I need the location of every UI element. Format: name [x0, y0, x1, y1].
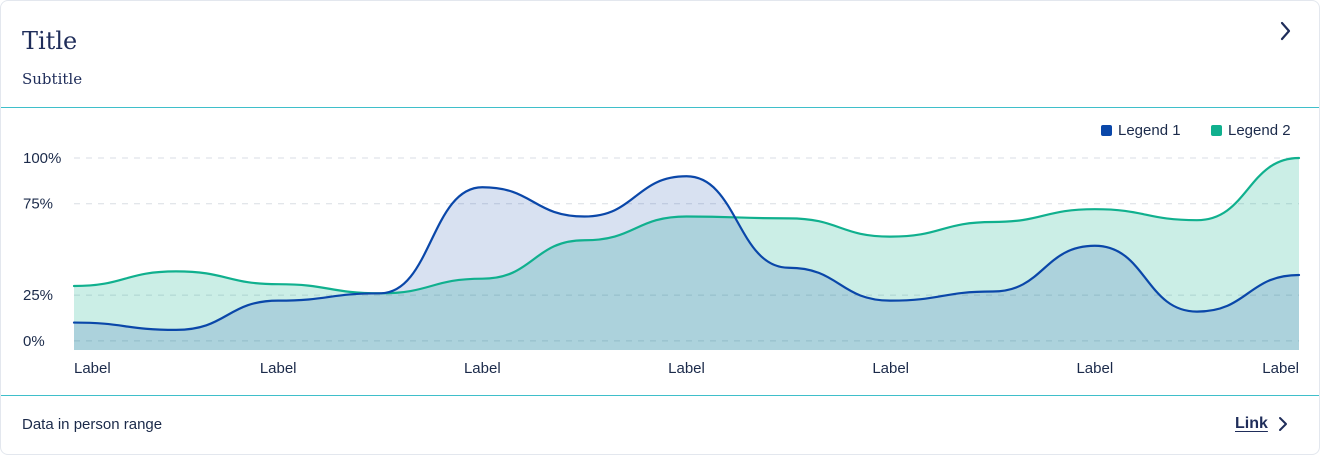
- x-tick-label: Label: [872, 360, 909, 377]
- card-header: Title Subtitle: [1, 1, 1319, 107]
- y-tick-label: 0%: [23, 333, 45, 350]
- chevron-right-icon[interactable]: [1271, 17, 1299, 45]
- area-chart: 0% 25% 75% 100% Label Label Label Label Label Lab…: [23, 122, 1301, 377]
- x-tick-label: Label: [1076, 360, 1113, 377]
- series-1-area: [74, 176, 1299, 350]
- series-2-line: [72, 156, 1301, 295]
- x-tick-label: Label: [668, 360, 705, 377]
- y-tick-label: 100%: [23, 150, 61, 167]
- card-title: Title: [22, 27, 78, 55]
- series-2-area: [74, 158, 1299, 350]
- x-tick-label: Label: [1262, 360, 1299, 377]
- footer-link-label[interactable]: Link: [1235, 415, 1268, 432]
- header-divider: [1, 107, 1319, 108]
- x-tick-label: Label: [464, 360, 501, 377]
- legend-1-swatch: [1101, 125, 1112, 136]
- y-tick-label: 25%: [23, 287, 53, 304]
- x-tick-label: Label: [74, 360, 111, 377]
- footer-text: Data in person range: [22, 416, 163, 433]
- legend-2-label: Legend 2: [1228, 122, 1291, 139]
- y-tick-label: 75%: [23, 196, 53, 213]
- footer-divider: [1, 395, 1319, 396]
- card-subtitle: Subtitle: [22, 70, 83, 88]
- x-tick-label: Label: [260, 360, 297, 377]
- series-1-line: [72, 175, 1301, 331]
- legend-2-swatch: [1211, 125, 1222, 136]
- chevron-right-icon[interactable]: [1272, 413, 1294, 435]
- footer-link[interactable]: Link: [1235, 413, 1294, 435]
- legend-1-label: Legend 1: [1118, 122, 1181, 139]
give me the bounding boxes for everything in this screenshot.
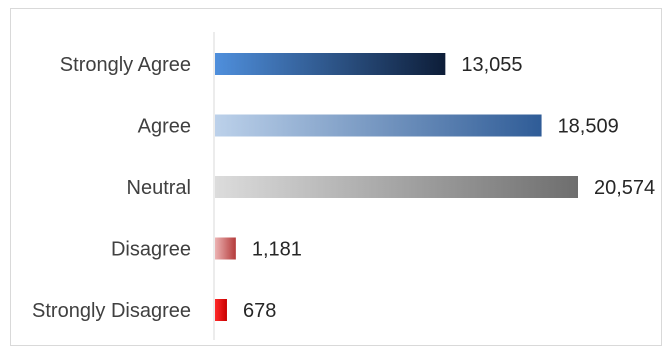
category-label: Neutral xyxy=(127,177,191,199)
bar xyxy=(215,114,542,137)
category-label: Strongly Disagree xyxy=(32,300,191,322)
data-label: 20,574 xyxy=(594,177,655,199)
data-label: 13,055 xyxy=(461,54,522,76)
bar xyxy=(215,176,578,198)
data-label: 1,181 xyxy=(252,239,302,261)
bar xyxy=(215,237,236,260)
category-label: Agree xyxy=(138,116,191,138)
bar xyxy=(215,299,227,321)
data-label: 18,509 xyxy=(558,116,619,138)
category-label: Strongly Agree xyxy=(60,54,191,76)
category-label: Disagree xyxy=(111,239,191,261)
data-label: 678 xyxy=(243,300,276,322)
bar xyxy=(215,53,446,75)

# # # # # # #

| AIM OF THE EXERCISE |
Return every line of both items above verbatim, in the same order, but leave out the pictures.

| WRITTEN RESPONSE |
I need the location of every UI element. Format: name [x0, y0, x1, y1].
- x-tick-label: Label: [872, 360, 909, 377]
- card-header: Title Subtitle: [1, 1, 1319, 107]
- y-tick-label: 0%: [23, 333, 45, 350]
- chevron-right-icon[interactable]: [1271, 17, 1299, 45]
- area-chart: 0% 25% 75% 100% Label Label Label Label Label Lab…: [23, 122, 1301, 377]
- x-tick-label: Label: [1076, 360, 1113, 377]
- series-1-area: [74, 176, 1299, 350]
- series-2-line: [72, 156, 1301, 295]
- x-tick-label: Label: [668, 360, 705, 377]
- y-tick-label: 100%: [23, 150, 61, 167]
- card-title: Title: [22, 27, 78, 55]
- series-2-area: [74, 158, 1299, 350]
- x-tick-label: Label: [1262, 360, 1299, 377]
- footer-link-label[interactable]: Link: [1235, 415, 1268, 432]
- header-divider: [1, 107, 1319, 108]
- x-tick-label: Label: [464, 360, 501, 377]
- legend-1-swatch: [1101, 125, 1112, 136]
- y-tick-label: 25%: [23, 287, 53, 304]
- x-tick-label: Label: [74, 360, 111, 377]
- footer-text: Data in person range: [22, 416, 163, 433]
- legend-2-label: Legend 2: [1228, 122, 1291, 139]
- y-tick-label: 75%: [23, 196, 53, 213]
- footer-divider: [1, 395, 1319, 396]
- card-subtitle: Subtitle: [22, 70, 83, 88]
- x-tick-label: Label: [260, 360, 297, 377]
- series-1-line: [72, 175, 1301, 331]
- legend-2-swatch: [1211, 125, 1222, 136]
- chevron-right-icon[interactable]: [1272, 413, 1294, 435]
- footer-link[interactable]: Link: [1235, 413, 1294, 435]
- legend-1-label: Legend 1: [1118, 122, 1181, 139]
give me the bounding boxes for everything in this screenshot.
category-label: Neutral xyxy=(127,177,191,199)
bar xyxy=(215,114,542,137)
category-label: Strongly Disagree xyxy=(32,300,191,322)
data-label: 20,574 xyxy=(594,177,655,199)
data-label: 13,055 xyxy=(461,54,522,76)
bar xyxy=(215,176,578,198)
data-label: 1,181 xyxy=(252,239,302,261)
bar xyxy=(215,237,236,260)
category-label: Agree xyxy=(138,116,191,138)
bar xyxy=(215,299,227,321)
data-label: 18,509 xyxy=(558,116,619,138)
category-label: Strongly Agree xyxy=(60,54,191,76)
category-label: Disagree xyxy=(111,239,191,261)
data-label: 678 xyxy=(243,300,276,322)
bar xyxy=(215,53,446,75)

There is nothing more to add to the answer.